[Extracts from a graphics dataset]
— Begin —

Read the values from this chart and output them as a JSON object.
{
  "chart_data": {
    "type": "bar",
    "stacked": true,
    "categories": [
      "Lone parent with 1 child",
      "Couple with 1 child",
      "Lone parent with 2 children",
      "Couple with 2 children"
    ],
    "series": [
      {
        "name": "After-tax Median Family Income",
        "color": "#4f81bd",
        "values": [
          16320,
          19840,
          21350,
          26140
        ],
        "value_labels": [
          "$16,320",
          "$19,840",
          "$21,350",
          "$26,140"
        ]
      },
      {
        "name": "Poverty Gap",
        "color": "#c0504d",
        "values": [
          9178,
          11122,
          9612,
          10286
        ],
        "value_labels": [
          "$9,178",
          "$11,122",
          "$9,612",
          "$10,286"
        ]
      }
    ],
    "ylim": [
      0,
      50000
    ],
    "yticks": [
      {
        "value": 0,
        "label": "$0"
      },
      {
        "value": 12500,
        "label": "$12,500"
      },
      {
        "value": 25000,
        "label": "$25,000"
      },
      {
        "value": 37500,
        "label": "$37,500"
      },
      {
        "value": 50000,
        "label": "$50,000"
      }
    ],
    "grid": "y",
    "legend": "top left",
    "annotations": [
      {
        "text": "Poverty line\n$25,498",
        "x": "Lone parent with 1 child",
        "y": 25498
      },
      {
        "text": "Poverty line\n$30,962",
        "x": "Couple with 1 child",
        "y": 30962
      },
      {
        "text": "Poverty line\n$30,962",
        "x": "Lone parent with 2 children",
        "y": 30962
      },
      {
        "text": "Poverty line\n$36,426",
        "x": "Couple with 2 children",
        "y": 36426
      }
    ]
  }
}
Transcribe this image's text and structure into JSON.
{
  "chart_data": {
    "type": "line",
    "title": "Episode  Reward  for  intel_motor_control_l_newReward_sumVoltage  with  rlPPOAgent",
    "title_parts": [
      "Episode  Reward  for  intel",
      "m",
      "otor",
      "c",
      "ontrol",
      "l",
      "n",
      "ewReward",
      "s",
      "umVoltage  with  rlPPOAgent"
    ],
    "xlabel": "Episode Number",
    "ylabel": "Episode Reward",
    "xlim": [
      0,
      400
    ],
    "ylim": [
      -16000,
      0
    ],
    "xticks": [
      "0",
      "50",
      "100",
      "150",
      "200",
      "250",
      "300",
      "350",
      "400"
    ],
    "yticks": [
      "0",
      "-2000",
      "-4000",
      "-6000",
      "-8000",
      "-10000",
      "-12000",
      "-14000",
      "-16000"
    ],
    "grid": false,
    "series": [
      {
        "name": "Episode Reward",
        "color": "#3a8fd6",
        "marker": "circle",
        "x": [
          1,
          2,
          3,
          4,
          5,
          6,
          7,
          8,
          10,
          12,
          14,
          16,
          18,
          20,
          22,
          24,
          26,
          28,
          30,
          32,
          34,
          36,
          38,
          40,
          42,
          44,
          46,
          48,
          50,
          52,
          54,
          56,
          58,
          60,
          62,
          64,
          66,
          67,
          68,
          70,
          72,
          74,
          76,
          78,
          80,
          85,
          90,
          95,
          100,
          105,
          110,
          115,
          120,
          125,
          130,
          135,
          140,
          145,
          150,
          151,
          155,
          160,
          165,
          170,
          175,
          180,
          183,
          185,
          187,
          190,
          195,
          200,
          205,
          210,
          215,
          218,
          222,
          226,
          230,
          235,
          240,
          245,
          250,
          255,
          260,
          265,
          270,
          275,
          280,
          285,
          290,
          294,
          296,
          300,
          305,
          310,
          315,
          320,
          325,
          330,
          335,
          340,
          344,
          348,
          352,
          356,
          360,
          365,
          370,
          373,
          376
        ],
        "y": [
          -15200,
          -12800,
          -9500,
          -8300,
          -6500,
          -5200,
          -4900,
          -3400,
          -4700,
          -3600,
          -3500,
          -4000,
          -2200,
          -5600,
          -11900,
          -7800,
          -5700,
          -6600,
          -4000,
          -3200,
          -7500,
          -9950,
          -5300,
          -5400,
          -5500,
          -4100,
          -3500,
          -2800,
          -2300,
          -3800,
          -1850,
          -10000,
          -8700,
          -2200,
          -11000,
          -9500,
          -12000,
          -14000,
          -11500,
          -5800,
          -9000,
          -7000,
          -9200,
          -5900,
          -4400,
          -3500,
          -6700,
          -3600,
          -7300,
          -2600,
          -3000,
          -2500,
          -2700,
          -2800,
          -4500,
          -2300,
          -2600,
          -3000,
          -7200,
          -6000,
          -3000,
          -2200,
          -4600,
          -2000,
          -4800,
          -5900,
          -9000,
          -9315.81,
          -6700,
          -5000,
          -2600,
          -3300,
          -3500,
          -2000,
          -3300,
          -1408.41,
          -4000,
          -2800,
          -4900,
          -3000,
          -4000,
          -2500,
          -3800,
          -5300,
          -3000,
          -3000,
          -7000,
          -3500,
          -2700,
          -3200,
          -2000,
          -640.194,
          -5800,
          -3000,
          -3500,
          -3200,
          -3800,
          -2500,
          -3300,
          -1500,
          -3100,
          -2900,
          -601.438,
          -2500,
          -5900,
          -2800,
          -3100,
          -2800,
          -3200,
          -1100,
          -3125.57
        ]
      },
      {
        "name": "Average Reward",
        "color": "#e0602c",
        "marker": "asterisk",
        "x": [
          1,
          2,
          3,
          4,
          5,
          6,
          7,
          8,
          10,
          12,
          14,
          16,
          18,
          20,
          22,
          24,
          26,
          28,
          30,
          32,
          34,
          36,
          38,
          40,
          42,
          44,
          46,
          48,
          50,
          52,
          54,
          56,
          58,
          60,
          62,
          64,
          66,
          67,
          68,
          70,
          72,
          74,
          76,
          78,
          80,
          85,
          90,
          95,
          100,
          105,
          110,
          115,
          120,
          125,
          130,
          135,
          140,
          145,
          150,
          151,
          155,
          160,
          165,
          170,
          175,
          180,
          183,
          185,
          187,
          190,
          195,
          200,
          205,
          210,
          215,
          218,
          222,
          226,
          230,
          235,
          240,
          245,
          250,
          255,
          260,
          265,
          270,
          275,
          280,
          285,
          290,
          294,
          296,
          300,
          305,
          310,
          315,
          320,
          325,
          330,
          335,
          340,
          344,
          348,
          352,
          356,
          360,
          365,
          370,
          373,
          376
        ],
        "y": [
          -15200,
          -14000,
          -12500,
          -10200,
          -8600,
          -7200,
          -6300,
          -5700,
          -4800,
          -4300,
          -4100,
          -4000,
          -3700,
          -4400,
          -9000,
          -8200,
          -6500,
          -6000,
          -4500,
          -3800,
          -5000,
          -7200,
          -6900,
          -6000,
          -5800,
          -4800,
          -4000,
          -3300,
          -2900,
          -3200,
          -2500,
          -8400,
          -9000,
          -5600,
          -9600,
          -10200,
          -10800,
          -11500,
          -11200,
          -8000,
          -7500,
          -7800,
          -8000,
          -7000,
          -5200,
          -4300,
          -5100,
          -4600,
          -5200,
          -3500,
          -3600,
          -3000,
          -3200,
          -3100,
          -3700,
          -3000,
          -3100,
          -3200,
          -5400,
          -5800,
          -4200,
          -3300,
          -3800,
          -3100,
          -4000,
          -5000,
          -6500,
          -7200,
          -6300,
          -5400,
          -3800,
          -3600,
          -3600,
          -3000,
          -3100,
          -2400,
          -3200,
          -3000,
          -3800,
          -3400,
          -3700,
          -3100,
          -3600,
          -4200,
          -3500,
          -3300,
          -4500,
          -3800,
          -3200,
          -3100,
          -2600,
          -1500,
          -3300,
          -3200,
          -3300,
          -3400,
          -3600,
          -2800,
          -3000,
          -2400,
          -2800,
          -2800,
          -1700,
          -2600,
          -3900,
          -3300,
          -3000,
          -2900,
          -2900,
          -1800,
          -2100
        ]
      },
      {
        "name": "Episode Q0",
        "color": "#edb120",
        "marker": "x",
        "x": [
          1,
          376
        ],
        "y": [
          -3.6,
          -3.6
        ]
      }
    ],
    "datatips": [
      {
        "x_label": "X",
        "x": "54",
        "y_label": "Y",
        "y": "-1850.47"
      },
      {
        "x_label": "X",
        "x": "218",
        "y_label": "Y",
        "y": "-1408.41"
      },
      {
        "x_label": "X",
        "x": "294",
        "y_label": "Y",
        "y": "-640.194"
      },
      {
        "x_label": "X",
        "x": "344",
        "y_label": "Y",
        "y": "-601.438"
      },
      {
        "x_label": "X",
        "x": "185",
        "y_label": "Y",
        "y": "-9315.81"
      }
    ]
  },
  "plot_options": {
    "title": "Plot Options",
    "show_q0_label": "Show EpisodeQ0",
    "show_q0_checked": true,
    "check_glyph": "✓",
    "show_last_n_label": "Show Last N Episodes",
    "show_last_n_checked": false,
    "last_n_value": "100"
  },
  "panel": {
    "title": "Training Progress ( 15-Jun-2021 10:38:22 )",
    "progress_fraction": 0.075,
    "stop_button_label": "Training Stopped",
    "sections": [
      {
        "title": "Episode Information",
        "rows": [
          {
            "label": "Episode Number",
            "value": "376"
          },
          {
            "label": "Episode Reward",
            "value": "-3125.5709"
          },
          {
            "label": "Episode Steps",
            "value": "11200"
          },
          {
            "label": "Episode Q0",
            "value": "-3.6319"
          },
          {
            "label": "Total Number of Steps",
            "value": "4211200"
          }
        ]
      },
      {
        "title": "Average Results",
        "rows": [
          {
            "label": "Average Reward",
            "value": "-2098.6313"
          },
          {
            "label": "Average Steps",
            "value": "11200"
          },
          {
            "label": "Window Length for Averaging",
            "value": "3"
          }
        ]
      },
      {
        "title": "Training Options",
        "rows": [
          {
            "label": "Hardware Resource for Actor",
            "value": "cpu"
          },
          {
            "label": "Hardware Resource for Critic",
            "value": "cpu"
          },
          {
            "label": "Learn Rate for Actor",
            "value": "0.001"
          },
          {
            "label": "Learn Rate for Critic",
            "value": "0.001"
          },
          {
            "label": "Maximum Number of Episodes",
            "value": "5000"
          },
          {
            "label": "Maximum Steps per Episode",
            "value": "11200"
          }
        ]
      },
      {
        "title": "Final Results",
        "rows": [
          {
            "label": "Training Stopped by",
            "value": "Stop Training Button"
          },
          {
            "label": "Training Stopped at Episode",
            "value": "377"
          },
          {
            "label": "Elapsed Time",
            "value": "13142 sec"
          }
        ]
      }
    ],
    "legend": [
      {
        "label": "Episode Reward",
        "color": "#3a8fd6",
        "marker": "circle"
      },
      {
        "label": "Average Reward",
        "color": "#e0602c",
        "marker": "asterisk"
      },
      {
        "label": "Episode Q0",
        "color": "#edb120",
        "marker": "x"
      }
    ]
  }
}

— End —

**GOAL:** Say how many lines of the data include the string "this". Nothing other than the number should be given.

**EXERCISE SOLUTION:** 2